▸ **Given problem**
Select, from the material below, each line with "data" in it.

▸ **Supplied records**
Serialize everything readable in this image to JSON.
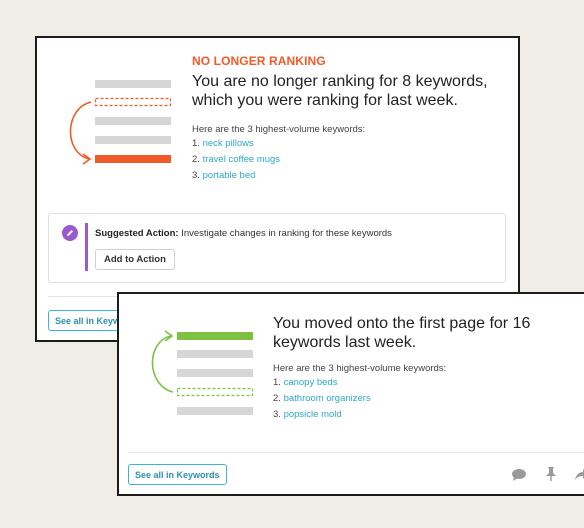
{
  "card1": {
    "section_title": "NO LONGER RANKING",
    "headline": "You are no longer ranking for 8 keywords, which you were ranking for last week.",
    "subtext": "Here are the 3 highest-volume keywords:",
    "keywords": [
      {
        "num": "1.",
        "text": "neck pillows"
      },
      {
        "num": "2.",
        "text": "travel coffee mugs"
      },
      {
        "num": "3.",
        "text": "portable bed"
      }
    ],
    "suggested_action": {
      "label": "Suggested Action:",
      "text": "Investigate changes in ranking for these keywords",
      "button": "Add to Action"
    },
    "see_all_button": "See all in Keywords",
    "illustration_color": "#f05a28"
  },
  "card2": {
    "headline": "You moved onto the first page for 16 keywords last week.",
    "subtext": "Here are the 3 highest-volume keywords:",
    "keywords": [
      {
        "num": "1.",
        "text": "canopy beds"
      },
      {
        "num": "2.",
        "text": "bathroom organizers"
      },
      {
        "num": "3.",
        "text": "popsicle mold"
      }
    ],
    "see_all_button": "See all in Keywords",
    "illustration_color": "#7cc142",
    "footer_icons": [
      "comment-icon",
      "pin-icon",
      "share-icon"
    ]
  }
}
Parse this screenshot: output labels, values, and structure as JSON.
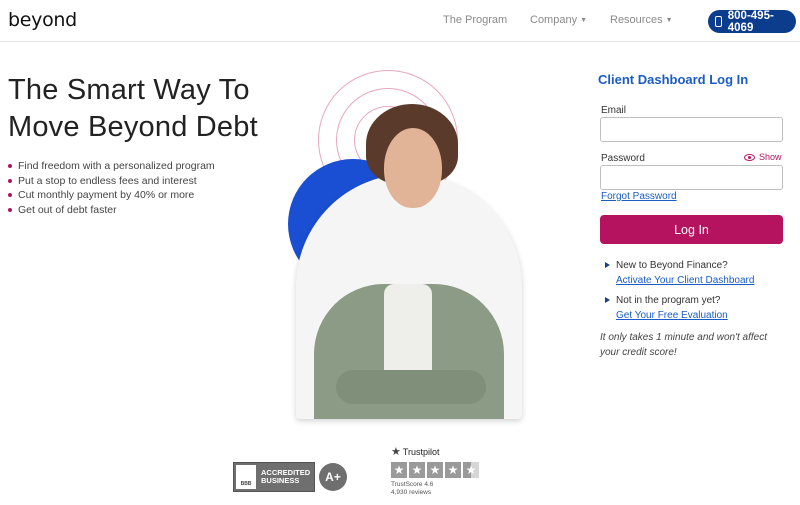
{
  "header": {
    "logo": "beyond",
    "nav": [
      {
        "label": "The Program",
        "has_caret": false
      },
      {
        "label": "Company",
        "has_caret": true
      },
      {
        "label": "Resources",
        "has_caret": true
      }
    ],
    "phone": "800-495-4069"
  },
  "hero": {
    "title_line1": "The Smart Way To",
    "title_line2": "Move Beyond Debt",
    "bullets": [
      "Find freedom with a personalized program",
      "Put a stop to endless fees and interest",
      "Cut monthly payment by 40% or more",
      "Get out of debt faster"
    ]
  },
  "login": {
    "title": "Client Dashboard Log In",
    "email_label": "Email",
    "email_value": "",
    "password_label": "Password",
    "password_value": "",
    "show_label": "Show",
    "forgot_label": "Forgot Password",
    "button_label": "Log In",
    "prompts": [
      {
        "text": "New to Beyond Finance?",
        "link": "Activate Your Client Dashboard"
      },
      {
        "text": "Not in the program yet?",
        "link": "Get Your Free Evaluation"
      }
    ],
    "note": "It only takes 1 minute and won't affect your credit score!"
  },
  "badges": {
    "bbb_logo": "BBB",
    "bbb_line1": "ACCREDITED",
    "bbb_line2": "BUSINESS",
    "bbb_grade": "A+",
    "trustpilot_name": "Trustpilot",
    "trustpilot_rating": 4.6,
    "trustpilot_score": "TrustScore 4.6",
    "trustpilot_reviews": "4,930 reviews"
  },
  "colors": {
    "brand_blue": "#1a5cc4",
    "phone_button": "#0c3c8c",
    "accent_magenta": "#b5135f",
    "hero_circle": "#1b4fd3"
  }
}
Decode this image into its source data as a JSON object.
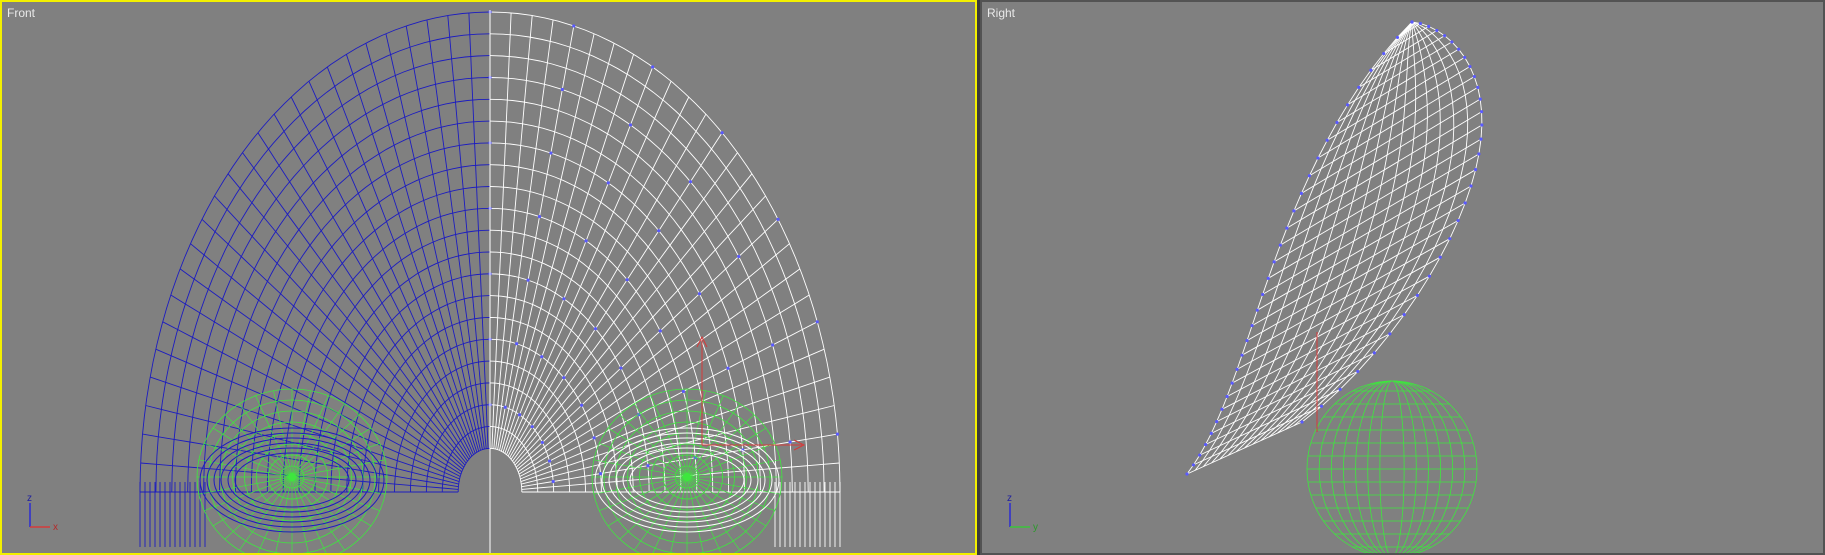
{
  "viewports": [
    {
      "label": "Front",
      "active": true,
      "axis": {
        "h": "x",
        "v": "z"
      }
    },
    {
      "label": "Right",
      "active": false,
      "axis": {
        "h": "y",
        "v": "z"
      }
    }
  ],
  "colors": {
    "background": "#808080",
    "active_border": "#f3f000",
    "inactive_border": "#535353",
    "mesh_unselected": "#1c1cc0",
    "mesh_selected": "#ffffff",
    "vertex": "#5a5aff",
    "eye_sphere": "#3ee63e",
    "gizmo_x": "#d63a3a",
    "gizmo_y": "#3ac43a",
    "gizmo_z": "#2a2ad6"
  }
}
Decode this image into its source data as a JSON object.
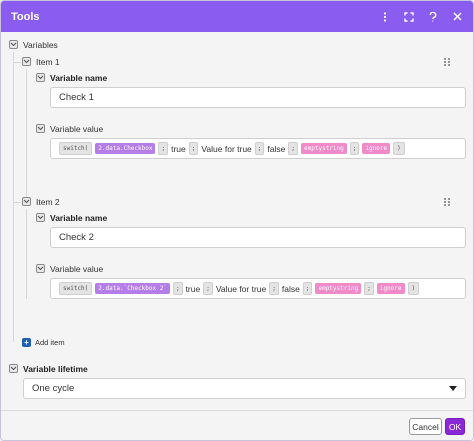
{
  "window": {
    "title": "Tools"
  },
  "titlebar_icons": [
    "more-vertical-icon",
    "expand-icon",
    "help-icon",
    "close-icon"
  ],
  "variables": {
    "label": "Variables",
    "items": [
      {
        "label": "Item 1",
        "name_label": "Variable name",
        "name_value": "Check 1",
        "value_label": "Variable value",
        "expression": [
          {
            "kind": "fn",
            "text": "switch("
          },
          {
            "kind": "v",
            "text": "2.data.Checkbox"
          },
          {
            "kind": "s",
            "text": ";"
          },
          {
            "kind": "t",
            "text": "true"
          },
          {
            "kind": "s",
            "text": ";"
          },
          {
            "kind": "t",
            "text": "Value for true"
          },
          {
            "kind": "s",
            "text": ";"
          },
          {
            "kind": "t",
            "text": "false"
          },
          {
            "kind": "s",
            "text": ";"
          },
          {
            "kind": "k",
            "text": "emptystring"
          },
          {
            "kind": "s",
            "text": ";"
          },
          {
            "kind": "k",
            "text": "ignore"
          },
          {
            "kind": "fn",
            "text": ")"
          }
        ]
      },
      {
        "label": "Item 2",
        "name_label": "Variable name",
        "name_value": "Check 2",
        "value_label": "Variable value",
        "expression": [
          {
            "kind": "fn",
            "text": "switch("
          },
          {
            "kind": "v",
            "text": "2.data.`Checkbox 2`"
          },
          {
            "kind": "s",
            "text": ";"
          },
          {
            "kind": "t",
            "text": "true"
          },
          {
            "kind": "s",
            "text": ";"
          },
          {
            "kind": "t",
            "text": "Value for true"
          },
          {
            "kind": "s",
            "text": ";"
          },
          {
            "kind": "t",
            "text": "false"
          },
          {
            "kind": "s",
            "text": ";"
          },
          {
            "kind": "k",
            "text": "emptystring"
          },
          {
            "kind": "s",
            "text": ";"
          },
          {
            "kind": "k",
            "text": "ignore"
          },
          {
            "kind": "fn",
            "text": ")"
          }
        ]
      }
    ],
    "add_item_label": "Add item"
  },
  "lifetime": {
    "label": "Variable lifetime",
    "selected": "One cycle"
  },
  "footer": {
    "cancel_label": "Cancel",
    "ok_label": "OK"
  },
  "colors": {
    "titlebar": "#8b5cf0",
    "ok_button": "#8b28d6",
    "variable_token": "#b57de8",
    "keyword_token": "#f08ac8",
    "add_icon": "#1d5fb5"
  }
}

▸ **Worked answer**
Decode this image into its source data as a JSON object.
Decode this image into its source data as a JSON object.
            "text": "2.data.Checkbox"
            "text": "2.data.`Checkbox 2`"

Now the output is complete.